• Stated problem: Each line containing the word "Express" must be collected.

• Provided records:
■ ■ ■ ■ ■

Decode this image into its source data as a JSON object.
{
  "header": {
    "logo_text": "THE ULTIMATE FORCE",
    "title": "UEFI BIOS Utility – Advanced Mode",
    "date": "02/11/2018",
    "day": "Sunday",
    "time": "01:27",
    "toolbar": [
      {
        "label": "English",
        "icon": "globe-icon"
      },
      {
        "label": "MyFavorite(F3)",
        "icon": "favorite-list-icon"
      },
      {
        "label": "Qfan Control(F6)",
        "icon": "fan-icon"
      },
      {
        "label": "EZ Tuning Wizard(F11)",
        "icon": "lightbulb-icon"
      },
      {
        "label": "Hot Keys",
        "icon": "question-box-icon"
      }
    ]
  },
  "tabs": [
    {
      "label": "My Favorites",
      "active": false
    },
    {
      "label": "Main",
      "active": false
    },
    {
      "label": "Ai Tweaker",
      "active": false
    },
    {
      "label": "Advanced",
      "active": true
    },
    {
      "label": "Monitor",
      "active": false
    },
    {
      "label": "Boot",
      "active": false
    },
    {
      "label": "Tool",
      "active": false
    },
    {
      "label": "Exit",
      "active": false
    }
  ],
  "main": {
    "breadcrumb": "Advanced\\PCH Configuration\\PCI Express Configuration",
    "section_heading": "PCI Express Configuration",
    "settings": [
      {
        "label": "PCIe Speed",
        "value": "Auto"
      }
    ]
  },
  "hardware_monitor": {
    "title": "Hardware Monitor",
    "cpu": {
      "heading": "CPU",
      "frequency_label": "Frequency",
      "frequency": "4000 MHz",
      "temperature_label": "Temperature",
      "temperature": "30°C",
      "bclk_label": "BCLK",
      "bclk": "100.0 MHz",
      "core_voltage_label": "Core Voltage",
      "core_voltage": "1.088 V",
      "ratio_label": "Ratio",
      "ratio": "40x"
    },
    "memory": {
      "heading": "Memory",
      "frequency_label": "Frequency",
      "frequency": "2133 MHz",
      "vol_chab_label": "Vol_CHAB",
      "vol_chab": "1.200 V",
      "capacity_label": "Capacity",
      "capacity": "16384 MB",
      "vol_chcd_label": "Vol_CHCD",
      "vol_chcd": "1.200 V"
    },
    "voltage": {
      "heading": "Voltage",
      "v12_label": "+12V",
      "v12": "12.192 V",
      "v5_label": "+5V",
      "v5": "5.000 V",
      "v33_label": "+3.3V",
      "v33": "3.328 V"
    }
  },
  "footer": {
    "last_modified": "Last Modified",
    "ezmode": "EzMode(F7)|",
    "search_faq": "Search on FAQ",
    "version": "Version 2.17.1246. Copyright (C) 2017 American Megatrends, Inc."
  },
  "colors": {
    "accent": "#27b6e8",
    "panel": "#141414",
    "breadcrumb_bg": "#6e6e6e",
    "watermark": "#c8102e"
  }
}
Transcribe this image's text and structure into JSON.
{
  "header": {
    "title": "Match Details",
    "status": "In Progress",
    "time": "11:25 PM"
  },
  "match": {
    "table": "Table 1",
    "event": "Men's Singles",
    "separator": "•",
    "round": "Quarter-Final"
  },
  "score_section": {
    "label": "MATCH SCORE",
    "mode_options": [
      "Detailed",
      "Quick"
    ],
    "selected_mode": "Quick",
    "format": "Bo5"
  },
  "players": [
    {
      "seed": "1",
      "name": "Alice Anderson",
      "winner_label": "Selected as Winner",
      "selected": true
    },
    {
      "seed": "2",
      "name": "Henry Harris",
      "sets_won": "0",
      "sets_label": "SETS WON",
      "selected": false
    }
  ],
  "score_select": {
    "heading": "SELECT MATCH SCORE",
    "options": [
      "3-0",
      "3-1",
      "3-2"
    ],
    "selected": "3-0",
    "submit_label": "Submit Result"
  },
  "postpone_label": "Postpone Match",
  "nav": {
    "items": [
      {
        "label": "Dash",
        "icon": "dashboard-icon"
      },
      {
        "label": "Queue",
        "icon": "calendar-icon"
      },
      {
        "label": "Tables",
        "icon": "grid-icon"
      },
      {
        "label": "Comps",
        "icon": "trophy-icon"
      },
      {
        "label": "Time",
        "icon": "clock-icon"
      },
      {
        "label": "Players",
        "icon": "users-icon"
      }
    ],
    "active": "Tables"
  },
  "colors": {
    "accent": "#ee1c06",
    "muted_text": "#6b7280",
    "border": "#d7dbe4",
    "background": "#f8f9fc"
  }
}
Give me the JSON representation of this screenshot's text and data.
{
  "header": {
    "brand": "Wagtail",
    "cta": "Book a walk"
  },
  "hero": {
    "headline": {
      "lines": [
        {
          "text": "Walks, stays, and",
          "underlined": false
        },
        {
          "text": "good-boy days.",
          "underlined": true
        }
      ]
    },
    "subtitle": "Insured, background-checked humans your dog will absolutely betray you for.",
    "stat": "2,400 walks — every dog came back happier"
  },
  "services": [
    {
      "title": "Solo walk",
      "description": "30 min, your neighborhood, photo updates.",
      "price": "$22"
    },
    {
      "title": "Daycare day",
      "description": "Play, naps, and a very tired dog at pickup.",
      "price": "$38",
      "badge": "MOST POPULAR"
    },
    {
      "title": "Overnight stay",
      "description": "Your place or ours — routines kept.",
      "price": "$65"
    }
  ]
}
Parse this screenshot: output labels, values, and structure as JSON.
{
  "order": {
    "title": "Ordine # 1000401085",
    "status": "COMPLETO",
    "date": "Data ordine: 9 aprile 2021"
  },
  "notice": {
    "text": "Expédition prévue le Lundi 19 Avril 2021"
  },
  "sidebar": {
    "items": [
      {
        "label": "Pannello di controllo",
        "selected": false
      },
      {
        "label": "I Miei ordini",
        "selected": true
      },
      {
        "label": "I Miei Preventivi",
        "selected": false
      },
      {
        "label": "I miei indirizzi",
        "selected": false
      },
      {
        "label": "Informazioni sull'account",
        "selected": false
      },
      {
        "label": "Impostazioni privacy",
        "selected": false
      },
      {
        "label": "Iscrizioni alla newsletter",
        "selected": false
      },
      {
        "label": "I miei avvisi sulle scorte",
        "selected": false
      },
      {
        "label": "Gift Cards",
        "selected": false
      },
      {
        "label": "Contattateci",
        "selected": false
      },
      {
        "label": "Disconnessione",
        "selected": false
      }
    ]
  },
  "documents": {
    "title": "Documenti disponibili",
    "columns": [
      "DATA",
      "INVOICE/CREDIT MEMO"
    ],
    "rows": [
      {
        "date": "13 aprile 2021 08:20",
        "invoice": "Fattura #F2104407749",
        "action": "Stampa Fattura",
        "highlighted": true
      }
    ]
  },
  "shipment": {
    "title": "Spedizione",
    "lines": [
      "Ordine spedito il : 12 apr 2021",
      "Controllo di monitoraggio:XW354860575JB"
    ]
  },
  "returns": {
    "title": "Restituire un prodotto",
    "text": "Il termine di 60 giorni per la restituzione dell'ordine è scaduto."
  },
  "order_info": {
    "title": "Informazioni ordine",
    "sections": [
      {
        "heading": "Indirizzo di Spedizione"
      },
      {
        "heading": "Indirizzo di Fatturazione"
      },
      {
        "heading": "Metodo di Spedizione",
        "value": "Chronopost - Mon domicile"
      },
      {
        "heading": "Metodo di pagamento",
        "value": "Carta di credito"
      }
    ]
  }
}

■ ■ ■ ■ ■

• Response for this exercise:
    "breadcrumb": "Advanced\\PCH Configuration\\PCI Express Configuration",
    "section_heading": "PCI Express Configuration",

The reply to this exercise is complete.